[Dataset excerpt]
- - - - -

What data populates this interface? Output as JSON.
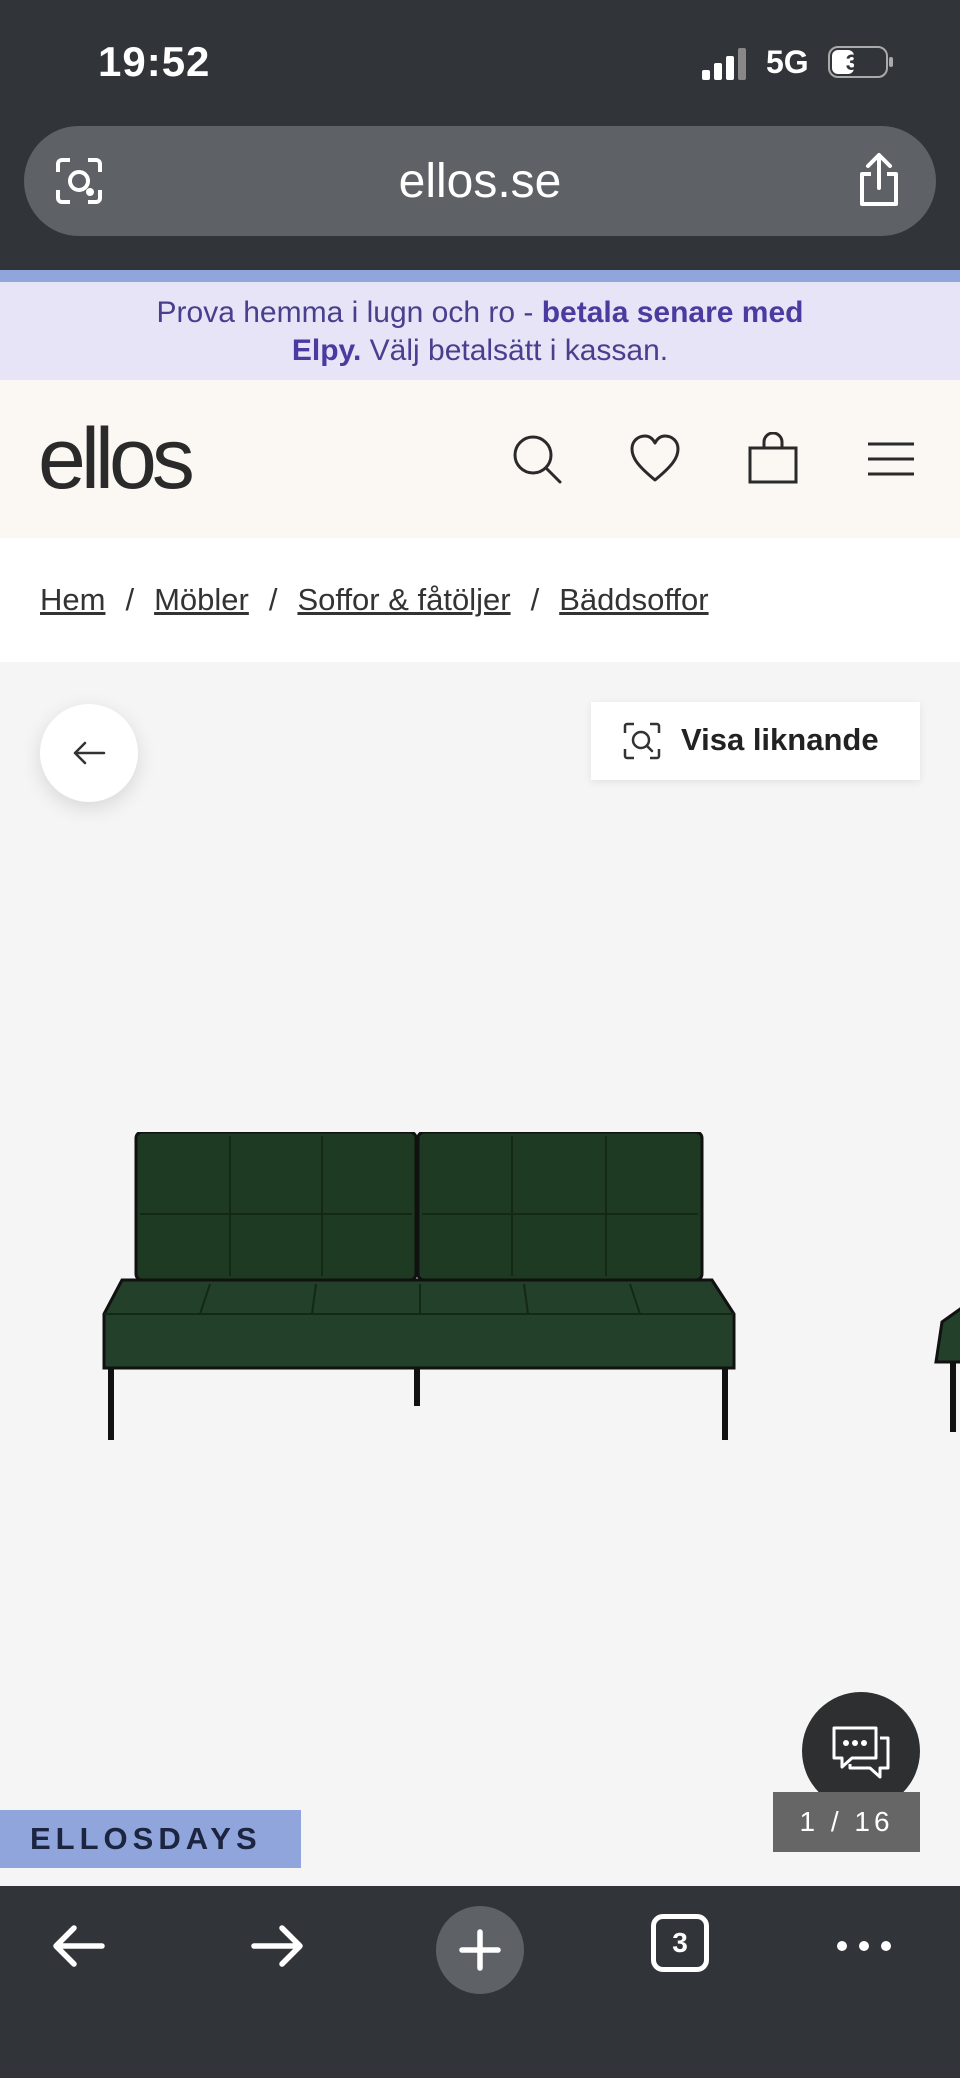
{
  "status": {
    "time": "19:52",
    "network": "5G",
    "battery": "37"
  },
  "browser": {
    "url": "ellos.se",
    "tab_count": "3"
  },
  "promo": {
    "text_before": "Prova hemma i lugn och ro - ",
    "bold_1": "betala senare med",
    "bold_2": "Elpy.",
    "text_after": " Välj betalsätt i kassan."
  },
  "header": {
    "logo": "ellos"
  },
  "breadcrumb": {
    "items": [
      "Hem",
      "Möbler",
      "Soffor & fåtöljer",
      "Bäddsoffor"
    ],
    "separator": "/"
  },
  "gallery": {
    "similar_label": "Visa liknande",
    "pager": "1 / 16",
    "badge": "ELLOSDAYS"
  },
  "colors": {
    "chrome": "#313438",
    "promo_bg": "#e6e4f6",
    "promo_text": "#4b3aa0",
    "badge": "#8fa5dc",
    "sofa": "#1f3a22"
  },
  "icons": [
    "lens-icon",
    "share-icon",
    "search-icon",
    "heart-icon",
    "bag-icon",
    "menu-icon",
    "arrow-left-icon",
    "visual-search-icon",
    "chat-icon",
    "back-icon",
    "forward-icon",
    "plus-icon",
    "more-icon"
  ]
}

- - - - -

*Required work*
From the entries above, output every line exactly and omit any image.

*The reply*
What data populates this interface? Output as JSON.
{
  "status": {
    "time": "19:52",
    "network": "5G",
    "battery": "37"
  },
  "browser": {
    "url": "ellos.se",
    "tab_count": "3"
  },
  "promo": {
    "text_before": "Prova hemma i lugn och ro - ",
    "bold_1": "betala senare med",
    "bold_2": "Elpy.",
    "text_after": " Välj betalsätt i kassan."
  },
  "header": {
    "logo": "ellos"
  },
  "breadcrumb": {
    "items": [
      "Hem",
      "Möbler",
      "Soffor & fåtöljer",
      "Bäddsoffor"
    ],
    "separator": "/"
  },
  "gallery": {
    "similar_label": "Visa liknande",
    "pager": "1 / 16",
    "badge": "ELLOSDAYS"
  },
  "colors": {
    "chrome": "#313438",
    "promo_bg": "#e6e4f6",
    "promo_text": "#4b3aa0",
    "badge": "#8fa5dc",
    "sofa": "#1f3a22"
  },
  "icons": [
    "lens-icon",
    "share-icon",
    "search-icon",
    "heart-icon",
    "bag-icon",
    "menu-icon",
    "arrow-left-icon",
    "visual-search-icon",
    "chat-icon",
    "back-icon",
    "forward-icon",
    "plus-icon",
    "more-icon"
  ]
}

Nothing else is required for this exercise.